(Dataset items)
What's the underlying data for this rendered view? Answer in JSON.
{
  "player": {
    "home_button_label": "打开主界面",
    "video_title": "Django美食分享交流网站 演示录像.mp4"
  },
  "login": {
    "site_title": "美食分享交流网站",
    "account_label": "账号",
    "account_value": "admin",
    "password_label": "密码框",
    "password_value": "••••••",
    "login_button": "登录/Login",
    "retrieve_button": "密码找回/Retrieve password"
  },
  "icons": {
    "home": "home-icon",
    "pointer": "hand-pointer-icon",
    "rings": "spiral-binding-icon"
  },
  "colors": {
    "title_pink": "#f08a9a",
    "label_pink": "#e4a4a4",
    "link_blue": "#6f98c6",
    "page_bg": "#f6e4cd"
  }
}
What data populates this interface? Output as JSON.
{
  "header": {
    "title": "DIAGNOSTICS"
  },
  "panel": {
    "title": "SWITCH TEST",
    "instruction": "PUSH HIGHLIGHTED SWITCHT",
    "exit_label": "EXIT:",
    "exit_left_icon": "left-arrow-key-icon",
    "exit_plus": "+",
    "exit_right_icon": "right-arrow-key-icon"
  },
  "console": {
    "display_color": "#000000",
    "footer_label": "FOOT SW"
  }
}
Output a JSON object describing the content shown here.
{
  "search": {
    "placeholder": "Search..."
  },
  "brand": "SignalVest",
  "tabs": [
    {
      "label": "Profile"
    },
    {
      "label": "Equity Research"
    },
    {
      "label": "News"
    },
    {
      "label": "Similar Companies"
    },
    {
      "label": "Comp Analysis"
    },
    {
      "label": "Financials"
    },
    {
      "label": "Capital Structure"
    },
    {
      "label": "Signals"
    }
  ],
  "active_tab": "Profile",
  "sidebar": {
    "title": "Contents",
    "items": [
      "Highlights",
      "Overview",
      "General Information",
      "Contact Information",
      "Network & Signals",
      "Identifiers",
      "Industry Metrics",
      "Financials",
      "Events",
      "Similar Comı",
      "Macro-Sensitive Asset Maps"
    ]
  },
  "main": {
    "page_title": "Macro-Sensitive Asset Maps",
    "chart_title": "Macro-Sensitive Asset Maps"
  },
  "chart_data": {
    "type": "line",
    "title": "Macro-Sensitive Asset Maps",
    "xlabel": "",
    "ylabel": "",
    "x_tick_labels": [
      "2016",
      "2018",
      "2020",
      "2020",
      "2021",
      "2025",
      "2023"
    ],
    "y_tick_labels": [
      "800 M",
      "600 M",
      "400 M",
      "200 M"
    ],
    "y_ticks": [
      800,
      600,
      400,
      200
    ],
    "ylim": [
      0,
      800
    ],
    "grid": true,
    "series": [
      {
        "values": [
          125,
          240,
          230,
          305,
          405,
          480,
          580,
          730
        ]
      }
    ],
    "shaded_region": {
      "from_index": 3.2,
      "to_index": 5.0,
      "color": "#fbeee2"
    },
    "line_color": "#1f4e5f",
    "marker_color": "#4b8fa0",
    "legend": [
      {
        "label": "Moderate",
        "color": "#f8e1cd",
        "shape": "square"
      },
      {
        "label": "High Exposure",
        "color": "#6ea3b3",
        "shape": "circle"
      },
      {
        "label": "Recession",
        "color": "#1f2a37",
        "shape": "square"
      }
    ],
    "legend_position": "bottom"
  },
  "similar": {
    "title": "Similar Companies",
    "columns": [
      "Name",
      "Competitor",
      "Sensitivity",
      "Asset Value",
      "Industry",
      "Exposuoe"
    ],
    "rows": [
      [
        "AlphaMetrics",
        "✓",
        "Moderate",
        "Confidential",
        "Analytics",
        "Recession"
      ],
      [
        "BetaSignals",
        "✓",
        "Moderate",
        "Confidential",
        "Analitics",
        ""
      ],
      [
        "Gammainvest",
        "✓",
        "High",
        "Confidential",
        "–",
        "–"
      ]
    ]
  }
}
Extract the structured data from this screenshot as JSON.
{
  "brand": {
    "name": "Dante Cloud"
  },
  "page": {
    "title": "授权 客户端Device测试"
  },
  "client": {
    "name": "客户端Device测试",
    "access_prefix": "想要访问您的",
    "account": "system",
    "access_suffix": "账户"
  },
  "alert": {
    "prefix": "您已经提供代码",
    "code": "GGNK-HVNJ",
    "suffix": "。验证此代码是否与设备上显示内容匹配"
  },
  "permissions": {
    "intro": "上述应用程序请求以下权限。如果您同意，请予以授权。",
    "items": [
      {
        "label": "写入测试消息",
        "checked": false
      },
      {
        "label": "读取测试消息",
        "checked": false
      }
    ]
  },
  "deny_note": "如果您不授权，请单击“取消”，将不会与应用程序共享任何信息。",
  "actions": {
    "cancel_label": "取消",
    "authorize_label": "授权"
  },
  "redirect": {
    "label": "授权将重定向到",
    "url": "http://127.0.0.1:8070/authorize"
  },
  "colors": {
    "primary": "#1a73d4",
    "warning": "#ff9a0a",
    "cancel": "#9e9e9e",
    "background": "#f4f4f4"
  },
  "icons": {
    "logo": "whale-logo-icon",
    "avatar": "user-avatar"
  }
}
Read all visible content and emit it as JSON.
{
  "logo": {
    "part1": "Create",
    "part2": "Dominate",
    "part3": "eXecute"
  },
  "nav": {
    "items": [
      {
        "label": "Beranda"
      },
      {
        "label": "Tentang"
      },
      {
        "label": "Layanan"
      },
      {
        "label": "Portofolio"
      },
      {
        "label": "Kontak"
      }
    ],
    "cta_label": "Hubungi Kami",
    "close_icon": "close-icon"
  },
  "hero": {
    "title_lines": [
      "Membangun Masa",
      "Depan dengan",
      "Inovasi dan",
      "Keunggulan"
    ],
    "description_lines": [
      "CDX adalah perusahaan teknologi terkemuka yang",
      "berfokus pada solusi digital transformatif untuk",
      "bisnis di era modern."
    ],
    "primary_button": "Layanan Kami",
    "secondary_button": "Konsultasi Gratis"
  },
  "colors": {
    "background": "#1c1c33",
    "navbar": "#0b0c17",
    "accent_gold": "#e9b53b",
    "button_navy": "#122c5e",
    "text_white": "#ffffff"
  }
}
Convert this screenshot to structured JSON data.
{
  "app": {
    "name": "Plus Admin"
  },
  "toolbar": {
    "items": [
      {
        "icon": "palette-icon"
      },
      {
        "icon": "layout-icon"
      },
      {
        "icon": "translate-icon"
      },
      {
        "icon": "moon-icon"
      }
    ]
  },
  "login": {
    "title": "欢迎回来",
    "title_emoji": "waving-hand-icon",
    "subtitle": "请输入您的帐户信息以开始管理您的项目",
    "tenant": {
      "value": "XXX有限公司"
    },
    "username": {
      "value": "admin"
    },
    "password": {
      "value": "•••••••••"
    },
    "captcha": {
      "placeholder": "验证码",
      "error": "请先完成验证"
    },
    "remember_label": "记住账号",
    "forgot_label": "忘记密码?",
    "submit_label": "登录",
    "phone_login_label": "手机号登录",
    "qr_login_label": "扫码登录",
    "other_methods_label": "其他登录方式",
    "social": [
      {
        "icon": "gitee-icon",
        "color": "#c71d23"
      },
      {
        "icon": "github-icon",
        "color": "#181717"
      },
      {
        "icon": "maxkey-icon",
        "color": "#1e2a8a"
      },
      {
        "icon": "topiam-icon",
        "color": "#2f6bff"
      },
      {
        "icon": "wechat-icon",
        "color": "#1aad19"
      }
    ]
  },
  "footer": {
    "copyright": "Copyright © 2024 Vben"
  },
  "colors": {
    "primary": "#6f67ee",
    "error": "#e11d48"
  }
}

» **What you have to do**
Please copy out each record, character for character.

» **Task solution**
What's the underlying data for this rendered view? Answer in JSON.
{
  "player": {
    "home_button_label": "打开主界面",
    "video_title": "Django美食分享交流网站 演示录像.mp4"
  },
  "login": {
    "site_title": "美食分享交流网站",
    "account_label": "账号",
    "account_value": "admin",
    "password_label": "密码框",
    "password_value": "••••••",
    "login_button": "登录/Login",
    "retrieve_button": "密码找回/Retrieve password"
  },
  "icons": {
    "home": "home-icon",
    "pointer": "hand-pointer-icon",
    "rings": "spiral-binding-icon"
  },
  "colors": {
    "title_pink": "#f08a9a",
    "label_pink": "#e4a4a4",
    "link_blue": "#6f98c6",
    "page_bg": "#f6e4cd"
  }
}
What data populates this interface? Output as JSON.
{
  "header": {
    "title": "DIAGNOSTICS"
  },
  "panel": {
    "title": "SWITCH TEST",
    "instruction": "PUSH HIGHLIGHTED SWITCHT",
    "exit_label": "EXIT:",
    "exit_left_icon": "left-arrow-key-icon",
    "exit_plus": "+",
    "exit_right_icon": "right-arrow-key-icon"
  },
  "console": {
    "display_color": "#000000",
    "footer_label": "FOOT SW"
  }
}
Output a JSON object describing the content shown here.
{
  "search": {
    "placeholder": "Search..."
  },
  "brand": "SignalVest",
  "tabs": [
    {
      "label": "Profile"
    },
    {
      "label": "Equity Research"
    },
    {
      "label": "News"
    },
    {
      "label": "Similar Companies"
    },
    {
      "label": "Comp Analysis"
    },
    {
      "label": "Financials"
    },
    {
      "label": "Capital Structure"
    },
    {
      "label": "Signals"
    }
  ],
  "active_tab": "Profile",
  "sidebar": {
    "title": "Contents",
    "items": [
      "Highlights",
      "Overview",
      "General Information",
      "Contact Information",
      "Network & Signals",
      "Identifiers",
      "Industry Metrics",
      "Financials",
      "Events",
      "Similar Comı",
      "Macro-Sensitive Asset Maps"
    ]
  },
  "main": {
    "page_title": "Macro-Sensitive Asset Maps",
    "chart_title": "Macro-Sensitive Asset Maps"
  },
  "chart_data": {
    "type": "line",
    "title": "Macro-Sensitive Asset Maps",
    "xlabel": "",
    "ylabel": "",
    "x_tick_labels": [
      "2016",
      "2018",
      "2020",
      "2020",
      "2021",
      "2025",
      "2023"
    ],
    "y_tick_labels": [
      "800 M",
      "600 M",
      "400 M",
      "200 M"
    ],
    "y_ticks": [
      800,
      600,
      400,
      200
    ],
    "ylim": [
      0,
      800
    ],
    "grid": true,
    "series": [
      {
        "values": [
          125,
          240,
          230,
          305,
          405,
          480,
          580,
          730
        ]
      }
    ],
    "shaded_region": {
      "from_index": 3.2,
      "to_index": 5.0,
      "color": "#fbeee2"
    },
    "line_color": "#1f4e5f",
    "marker_color": "#4b8fa0",
    "legend": [
      {
        "label": "Moderate",
        "color": "#f8e1cd",
        "shape": "square"
      },
      {
        "label": "High Exposure",
        "color": "#6ea3b3",
        "shape": "circle"
      },
      {
        "label": "Recession",
        "color": "#1f2a37",
        "shape": "square"
      }
    ],
    "legend_position": "bottom"
  },
  "similar": {
    "title": "Similar Companies",
    "columns": [
      "Name",
      "Competitor",
      "Sensitivity",
      "Asset Value",
      "Industry",
      "Exposuoe"
    ],
    "rows": [
      [
        "AlphaMetrics",
        "✓",
        "Moderate",
        "Confidential",
        "Analytics",
        "Recession"
      ],
      [
        "BetaSignals",
        "✓",
        "Moderate",
        "Confidential",
        "Analitics",
        ""
      ],
      [
        "Gammainvest",
        "✓",
        "High",
        "Confidential",
        "–",
        "–"
      ]
    ]
  }
}
Extract the structured data from this screenshot as JSON.
{
  "brand": {
    "name": "Dante Cloud"
  },
  "page": {
    "title": "授权 客户端Device测试"
  },
  "client": {
    "name": "客户端Device测试",
    "access_prefix": "想要访问您的",
    "account": "system",
    "access_suffix": "账户"
  },
  "alert": {
    "prefix": "您已经提供代码",
    "code": "GGNK-HVNJ",
    "suffix": "。验证此代码是否与设备上显示内容匹配"
  },
  "permissions": {
    "intro": "上述应用程序请求以下权限。如果您同意，请予以授权。",
    "items": [
      {
        "label": "写入测试消息",
        "checked": false
      },
      {
        "label": "读取测试消息",
        "checked": false
      }
    ]
  },
  "deny_note": "如果您不授权，请单击“取消”，将不会与应用程序共享任何信息。",
  "actions": {
    "cancel_label": "取消",
    "authorize_label": "授权"
  },
  "redirect": {
    "label": "授权将重定向到",
    "url": "http://127.0.0.1:8070/authorize"
  },
  "colors": {
    "primary": "#1a73d4",
    "warning": "#ff9a0a",
    "cancel": "#9e9e9e",
    "background": "#f4f4f4"
  },
  "icons": {
    "logo": "whale-logo-icon",
    "avatar": "user-avatar"
  }
}
Read all visible content and emit it as JSON.
{
  "logo": {
    "part1": "Create",
    "part2": "Dominate",
    "part3": "eXecute"
  },
  "nav": {
    "items": [
      {
        "label": "Beranda"
      },
      {
        "label": "Tentang"
      },
      {
        "label": "Layanan"
      },
      {
        "label": "Portofolio"
      },
      {
        "label": "Kontak"
      }
    ],
    "cta_label": "Hubungi Kami",
    "close_icon": "close-icon"
  },
  "hero": {
    "title_lines": [
      "Membangun Masa",
      "Depan dengan",
      "Inovasi dan",
      "Keunggulan"
    ],
    "description_lines": [
      "CDX adalah perusahaan teknologi terkemuka yang",
      "berfokus pada solusi digital transformatif untuk",
      "bisnis di era modern."
    ],
    "primary_button": "Layanan Kami",
    "secondary_button": "Konsultasi Gratis"
  },
  "colors": {
    "background": "#1c1c33",
    "navbar": "#0b0c17",
    "accent_gold": "#e9b53b",
    "button_navy": "#122c5e",
    "text_white": "#ffffff"
  }
}
Convert this screenshot to structured JSON data.
{
  "app": {
    "name": "Plus Admin"
  },
  "toolbar": {
    "items": [
      {
        "icon": "palette-icon"
      },
      {
        "icon": "layout-icon"
      },
      {
        "icon": "translate-icon"
      },
      {
        "icon": "moon-icon"
      }
    ]
  },
  "login": {
    "title": "欢迎回来",
    "title_emoji": "waving-hand-icon",
    "subtitle": "请输入您的帐户信息以开始管理您的项目",
    "tenant": {
      "value": "XXX有限公司"
    },
    "username": {
      "value": "admin"
    },
    "password": {
      "value": "•••••••••"
    },
    "captcha": {
      "placeholder": "验证码",
      "error": "请先完成验证"
    },
    "remember_label": "记住账号",
    "forgot_label": "忘记密码?",
    "submit_label": "登录",
    "phone_login_label": "手机号登录",
    "qr_login_label": "扫码登录",
    "other_methods_label": "其他登录方式",
    "social": [
      {
        "icon": "gitee-icon",
        "color": "#c71d23"
      },
      {
        "icon": "github-icon",
        "color": "#181717"
      },
      {
        "icon": "maxkey-icon",
        "color": "#1e2a8a"
      },
      {
        "icon": "topiam-icon",
        "color": "#2f6bff"
      },
      {
        "icon": "wechat-icon",
        "color": "#1aad19"
      }
    ]
  },
  "footer": {
    "copyright": "Copyright © 2024 Vben"
  },
  "colors": {
    "primary": "#6f67ee",
    "error": "#e11d48"
  }
}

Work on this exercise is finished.